REQUEST: Give every line below again, exactly.

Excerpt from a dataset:
━━━━━━━━━━━━━━━━
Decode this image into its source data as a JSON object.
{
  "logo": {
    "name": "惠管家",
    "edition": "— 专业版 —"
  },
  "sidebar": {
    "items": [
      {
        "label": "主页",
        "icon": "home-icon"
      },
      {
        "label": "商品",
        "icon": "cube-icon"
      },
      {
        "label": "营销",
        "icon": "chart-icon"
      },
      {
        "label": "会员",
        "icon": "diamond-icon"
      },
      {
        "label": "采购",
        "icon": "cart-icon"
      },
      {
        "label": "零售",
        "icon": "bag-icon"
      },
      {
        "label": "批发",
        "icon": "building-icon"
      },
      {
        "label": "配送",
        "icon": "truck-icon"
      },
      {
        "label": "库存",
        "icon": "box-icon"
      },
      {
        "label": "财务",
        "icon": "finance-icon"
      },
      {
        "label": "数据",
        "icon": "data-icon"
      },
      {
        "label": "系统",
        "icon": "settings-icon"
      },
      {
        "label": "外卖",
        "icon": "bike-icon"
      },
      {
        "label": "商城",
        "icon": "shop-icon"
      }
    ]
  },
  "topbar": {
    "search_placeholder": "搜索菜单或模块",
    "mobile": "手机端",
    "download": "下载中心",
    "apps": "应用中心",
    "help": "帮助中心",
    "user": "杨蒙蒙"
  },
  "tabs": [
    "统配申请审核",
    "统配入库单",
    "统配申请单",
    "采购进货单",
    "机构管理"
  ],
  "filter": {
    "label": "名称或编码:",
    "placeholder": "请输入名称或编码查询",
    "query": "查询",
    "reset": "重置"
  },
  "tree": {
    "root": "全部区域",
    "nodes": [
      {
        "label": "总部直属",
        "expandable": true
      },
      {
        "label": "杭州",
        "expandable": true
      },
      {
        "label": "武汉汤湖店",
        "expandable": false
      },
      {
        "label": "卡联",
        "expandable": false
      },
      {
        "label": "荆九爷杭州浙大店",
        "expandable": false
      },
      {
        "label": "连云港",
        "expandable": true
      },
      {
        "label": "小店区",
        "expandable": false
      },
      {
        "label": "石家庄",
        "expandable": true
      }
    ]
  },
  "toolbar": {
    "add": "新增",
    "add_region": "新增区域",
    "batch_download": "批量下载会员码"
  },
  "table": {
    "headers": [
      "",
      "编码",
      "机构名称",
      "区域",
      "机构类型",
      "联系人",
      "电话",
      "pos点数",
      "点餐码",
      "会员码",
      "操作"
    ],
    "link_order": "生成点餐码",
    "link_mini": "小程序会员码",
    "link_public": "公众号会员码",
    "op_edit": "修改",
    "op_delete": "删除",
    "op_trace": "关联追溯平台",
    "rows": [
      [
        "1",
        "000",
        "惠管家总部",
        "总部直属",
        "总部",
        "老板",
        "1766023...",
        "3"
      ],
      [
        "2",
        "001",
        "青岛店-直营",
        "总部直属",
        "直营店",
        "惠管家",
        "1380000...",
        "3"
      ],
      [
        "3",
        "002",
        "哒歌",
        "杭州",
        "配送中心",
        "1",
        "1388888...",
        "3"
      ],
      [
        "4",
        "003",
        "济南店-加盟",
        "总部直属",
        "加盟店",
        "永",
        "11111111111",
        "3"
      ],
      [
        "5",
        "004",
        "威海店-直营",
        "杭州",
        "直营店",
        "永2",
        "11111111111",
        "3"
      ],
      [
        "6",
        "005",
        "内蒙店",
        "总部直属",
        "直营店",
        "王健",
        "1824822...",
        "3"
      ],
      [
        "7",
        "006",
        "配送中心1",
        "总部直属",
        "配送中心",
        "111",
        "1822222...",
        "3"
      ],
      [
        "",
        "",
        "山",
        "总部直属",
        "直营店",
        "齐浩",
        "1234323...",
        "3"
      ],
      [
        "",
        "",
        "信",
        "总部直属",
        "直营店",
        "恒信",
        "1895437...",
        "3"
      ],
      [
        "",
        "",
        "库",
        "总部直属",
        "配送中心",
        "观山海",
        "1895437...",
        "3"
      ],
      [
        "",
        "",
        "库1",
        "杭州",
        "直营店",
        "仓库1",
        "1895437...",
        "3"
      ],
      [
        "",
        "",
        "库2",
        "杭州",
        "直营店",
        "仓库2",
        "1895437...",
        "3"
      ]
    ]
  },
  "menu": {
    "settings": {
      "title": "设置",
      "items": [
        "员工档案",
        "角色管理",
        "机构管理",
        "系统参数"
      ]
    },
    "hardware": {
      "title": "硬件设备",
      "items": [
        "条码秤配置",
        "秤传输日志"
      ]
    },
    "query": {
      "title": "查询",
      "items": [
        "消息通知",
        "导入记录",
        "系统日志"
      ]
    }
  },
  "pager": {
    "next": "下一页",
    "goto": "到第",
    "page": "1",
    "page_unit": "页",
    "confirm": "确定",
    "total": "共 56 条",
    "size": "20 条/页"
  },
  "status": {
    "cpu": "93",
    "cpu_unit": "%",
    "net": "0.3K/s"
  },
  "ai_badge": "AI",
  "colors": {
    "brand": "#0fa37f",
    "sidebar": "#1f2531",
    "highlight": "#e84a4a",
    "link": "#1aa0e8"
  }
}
━━━━━━━━━━━━━━━━
CORRECT OUTPUT:
Decode this image into its source data as a JSON object.
{
  "logo": {
    "name": "惠管家",
    "edition": "— 专业版 —"
  },
  "sidebar": {
    "items": [
      {
        "label": "主页",
        "icon": "home-icon"
      },
      {
        "label": "商品",
        "icon": "cube-icon"
      },
      {
        "label": "营销",
        "icon": "chart-icon"
      },
      {
        "label": "会员",
        "icon": "diamond-icon"
      },
      {
        "label": "采购",
        "icon": "cart-icon"
      },
      {
        "label": "零售",
        "icon": "bag-icon"
      },
      {
        "label": "批发",
        "icon": "building-icon"
      },
      {
        "label": "配送",
        "icon": "truck-icon"
      },
      {
        "label": "库存",
        "icon": "box-icon"
      },
      {
        "label": "财务",
        "icon": "finance-icon"
      },
      {
        "label": "数据",
        "icon": "data-icon"
      },
      {
        "label": "系统",
        "icon": "settings-icon"
      },
      {
        "label": "外卖",
        "icon": "bike-icon"
      },
      {
        "label": "商城",
        "icon": "shop-icon"
      }
    ]
  },
  "topbar": {
    "search_placeholder": "搜索菜单或模块",
    "mobile": "手机端",
    "download": "下载中心",
    "apps": "应用中心",
    "help": "帮助中心",
    "user": "杨蒙蒙"
  },
  "tabs": [
    "统配申请审核",
    "统配入库单",
    "统配申请单",
    "采购进货单",
    "机构管理"
  ],
  "filter": {
    "label": "名称或编码:",
    "placeholder": "请输入名称或编码查询",
    "query": "查询",
    "reset": "重置"
  },
  "tree": {
    "root": "全部区域",
    "nodes": [
      {
        "label": "总部直属",
        "expandable": true
      },
      {
        "label": "杭州",
        "expandable": true
      },
      {
        "label": "武汉汤湖店",
        "expandable": false
      },
      {
        "label": "卡联",
        "expandable": false
      },
      {
        "label": "荆九爷杭州浙大店",
        "expandable": false
      },
      {
        "label": "连云港",
        "expandable": true
      },
      {
        "label": "小店区",
        "expandable": false
      },
      {
        "label": "石家庄",
        "expandable": true
      }
    ]
  },
  "toolbar": {
    "add": "新增",
    "add_region": "新增区域",
    "batch_download": "批量下载会员码"
  },
  "table": {
    "headers": [
      "",
      "编码",
      "机构名称",
      "区域",
      "机构类型",
      "联系人",
      "电话",
      "pos点数",
      "点餐码",
      "会员码",
      "操作"
    ],
    "link_order": "生成点餐码",
    "link_mini": "小程序会员码",
    "link_public": "公众号会员码",
    "op_edit": "修改",
    "op_delete": "删除",
    "op_trace": "关联追溯平台",
    "rows": [
      [
        "1",
        "000",
        "惠管家总部",
        "总部直属",
        "总部",
        "老板",
        "1766023...",
        "3"
      ],
      [
        "2",
        "001",
        "青岛店-直营",
        "总部直属",
        "直营店",
        "惠管家",
        "1380000...",
        "3"
      ],
      [
        "3",
        "002",
        "哒歌",
        "杭州",
        "配送中心",
        "1",
        "1388888...",
        "3"
      ],
      [
        "4",
        "003",
        "济南店-加盟",
        "总部直属",
        "加盟店",
        "永",
        "11111111111",
        "3"
      ],
      [
        "5",
        "004",
        "威海店-直营",
        "杭州",
        "直营店",
        "永2",
        "11111111111",
        "3"
      ],
      [
        "6",
        "005",
        "内蒙店",
        "总部直属",
        "直营店",
        "王健",
        "1824822...",
        "3"
      ],
      [
        "7",
        "006",
        "配送中心1",
        "总部直属",
        "配送中心",
        "111",
        "1822222...",
        "3"
      ],
      [
        "",
        "",
        "山",
        "总部直属",
        "直营店",
        "齐浩",
        "1234323...",
        "3"
      ],
      [
        "",
        "",
        "信",
        "总部直属",
        "直营店",
        "恒信",
        "1895437...",
        "3"
      ],
      [
        "",
        "",
        "库",
        "总部直属",
        "配送中心",
        "观山海",
        "1895437...",
        "3"
      ],
      [
        "",
        "",
        "库1",
        "杭州",
        "直营店",
        "仓库1",
        "1895437...",
        "3"
      ],
      [
        "",
        "",
        "库2",
        "杭州",
        "直营店",
        "仓库2",
        "1895437...",
        "3"
      ]
    ]
  },
  "menu": {
    "settings": {
      "title": "设置",
      "items": [
        "员工档案",
        "角色管理",
        "机构管理",
        "系统参数"
      ]
    },
    "hardware": {
      "title": "硬件设备",
      "items": [
        "条码秤配置",
        "秤传输日志"
      ]
    },
    "query": {
      "title": "查询",
      "items": [
        "消息通知",
        "导入记录",
        "系统日志"
      ]
    }
  },
  "pager": {
    "next": "下一页",
    "goto": "到第",
    "page": "1",
    "page_unit": "页",
    "confirm": "确定",
    "total": "共 56 条",
    "size": "20 条/页"
  },
  "status": {
    "cpu": "93",
    "cpu_unit": "%",
    "net": "0.3K/s"
  },
  "ai_badge": "AI",
  "colors": {
    "brand": "#0fa37f",
    "sidebar": "#1f2531",
    "highlight": "#e84a4a",
    "link": "#1aa0e8"
  }
}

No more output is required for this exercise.